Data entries
········

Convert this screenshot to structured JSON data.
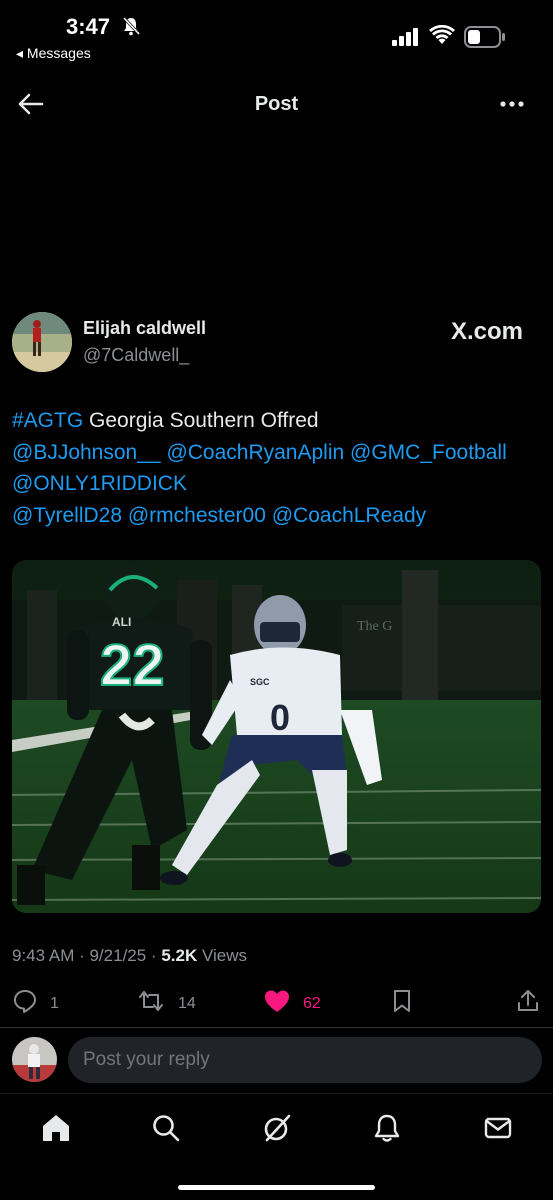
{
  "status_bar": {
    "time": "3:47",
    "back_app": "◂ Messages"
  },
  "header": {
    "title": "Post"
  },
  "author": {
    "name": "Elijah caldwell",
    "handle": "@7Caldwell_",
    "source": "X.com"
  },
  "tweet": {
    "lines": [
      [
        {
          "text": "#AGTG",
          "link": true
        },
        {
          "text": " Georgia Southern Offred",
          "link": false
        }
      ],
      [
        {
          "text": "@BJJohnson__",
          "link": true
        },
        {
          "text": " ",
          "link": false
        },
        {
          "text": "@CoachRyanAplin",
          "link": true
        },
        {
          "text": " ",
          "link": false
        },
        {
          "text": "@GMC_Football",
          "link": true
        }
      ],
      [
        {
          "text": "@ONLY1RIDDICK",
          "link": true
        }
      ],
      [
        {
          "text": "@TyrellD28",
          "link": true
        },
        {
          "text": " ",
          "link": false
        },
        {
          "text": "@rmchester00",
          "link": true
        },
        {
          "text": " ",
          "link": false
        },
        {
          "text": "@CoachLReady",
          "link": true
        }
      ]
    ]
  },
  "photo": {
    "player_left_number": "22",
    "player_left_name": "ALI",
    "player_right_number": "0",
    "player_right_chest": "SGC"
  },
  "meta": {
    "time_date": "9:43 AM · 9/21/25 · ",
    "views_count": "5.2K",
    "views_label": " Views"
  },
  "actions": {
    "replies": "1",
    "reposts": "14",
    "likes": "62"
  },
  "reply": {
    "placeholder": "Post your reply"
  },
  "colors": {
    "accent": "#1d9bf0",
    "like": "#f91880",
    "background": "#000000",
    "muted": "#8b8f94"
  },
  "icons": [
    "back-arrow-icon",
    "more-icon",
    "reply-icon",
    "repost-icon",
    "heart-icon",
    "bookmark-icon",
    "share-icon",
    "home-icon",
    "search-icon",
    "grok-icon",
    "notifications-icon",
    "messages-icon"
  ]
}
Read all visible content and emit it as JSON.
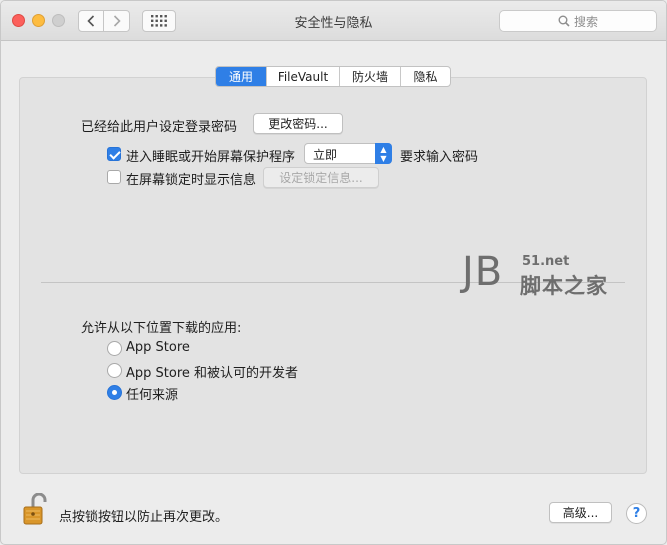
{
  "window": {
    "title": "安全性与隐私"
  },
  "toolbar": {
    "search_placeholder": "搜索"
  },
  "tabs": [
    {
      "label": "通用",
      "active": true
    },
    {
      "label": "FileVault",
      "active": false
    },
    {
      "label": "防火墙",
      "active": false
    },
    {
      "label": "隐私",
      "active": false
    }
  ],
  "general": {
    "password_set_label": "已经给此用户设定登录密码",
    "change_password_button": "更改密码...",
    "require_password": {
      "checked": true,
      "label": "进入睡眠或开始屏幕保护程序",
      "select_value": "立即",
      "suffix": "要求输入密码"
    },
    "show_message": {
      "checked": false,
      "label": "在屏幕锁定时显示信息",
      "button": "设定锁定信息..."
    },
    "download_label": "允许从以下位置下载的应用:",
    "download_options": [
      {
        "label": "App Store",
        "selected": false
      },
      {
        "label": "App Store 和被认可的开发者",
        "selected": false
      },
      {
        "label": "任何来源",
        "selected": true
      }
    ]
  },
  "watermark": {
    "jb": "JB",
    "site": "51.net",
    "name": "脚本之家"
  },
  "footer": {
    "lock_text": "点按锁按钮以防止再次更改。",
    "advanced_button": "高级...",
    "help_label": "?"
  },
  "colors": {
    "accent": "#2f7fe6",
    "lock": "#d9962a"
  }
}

········

(Exercise prompt): Repeat the material above word for word and skip every image in it.

(Task response):
Convert this screenshot to structured JSON data.
{
  "status_bar": {
    "time": "3:47",
    "back_app": "◂ Messages"
  },
  "header": {
    "title": "Post"
  },
  "author": {
    "name": "Elijah caldwell",
    "handle": "@7Caldwell_",
    "source": "X.com"
  },
  "tweet": {
    "lines": [
      [
        {
          "text": "#AGTG",
          "link": true
        },
        {
          "text": " Georgia Southern Offred",
          "link": false
        }
      ],
      [
        {
          "text": "@BJJohnson__",
          "link": true
        },
        {
          "text": " ",
          "link": false
        },
        {
          "text": "@CoachRyanAplin",
          "link": true
        },
        {
          "text": " ",
          "link": false
        },
        {
          "text": "@GMC_Football",
          "link": true
        }
      ],
      [
        {
          "text": "@ONLY1RIDDICK",
          "link": true
        }
      ],
      [
        {
          "text": "@TyrellD28",
          "link": true
        },
        {
          "text": " ",
          "link": false
        },
        {
          "text": "@rmchester00",
          "link": true
        },
        {
          "text": " ",
          "link": false
        },
        {
          "text": "@CoachLReady",
          "link": true
        }
      ]
    ]
  },
  "photo": {
    "player_left_number": "22",
    "player_left_name": "ALI",
    "player_right_number": "0",
    "player_right_chest": "SGC"
  },
  "meta": {
    "time_date": "9:43 AM · 9/21/25 · ",
    "views_count": "5.2K",
    "views_label": " Views"
  },
  "actions": {
    "replies": "1",
    "reposts": "14",
    "likes": "62"
  },
  "reply": {
    "placeholder": "Post your reply"
  },
  "colors": {
    "accent": "#1d9bf0",
    "like": "#f91880",
    "background": "#000000",
    "muted": "#8b8f94"
  },
  "icons": [
    "back-arrow-icon",
    "more-icon",
    "reply-icon",
    "repost-icon",
    "heart-icon",
    "bookmark-icon",
    "share-icon",
    "home-icon",
    "search-icon",
    "grok-icon",
    "notifications-icon",
    "messages-icon"
  ]
}
Read all visible content and emit it as JSON.
{
  "window": {
    "title": "安全性与隐私"
  },
  "toolbar": {
    "search_placeholder": "搜索"
  },
  "tabs": [
    {
      "label": "通用",
      "active": true
    },
    {
      "label": "FileVault",
      "active": false
    },
    {
      "label": "防火墙",
      "active": false
    },
    {
      "label": "隐私",
      "active": false
    }
  ],
  "general": {
    "password_set_label": "已经给此用户设定登录密码",
    "change_password_button": "更改密码...",
    "require_password": {
      "checked": true,
      "label": "进入睡眠或开始屏幕保护程序",
      "select_value": "立即",
      "suffix": "要求输入密码"
    },
    "show_message": {
      "checked": false,
      "label": "在屏幕锁定时显示信息",
      "button": "设定锁定信息..."
    },
    "download_label": "允许从以下位置下载的应用:",
    "download_options": [
      {
        "label": "App Store",
        "selected": false
      },
      {
        "label": "App Store 和被认可的开发者",
        "selected": false
      },
      {
        "label": "任何来源",
        "selected": true
      }
    ]
  },
  "watermark": {
    "jb": "JB",
    "site": "51.net",
    "name": "脚本之家"
  },
  "footer": {
    "lock_text": "点按锁按钮以防止再次更改。",
    "advanced_button": "高级...",
    "help_label": "?"
  },
  "colors": {
    "accent": "#2f7fe6",
    "lock": "#d9962a"
  }
}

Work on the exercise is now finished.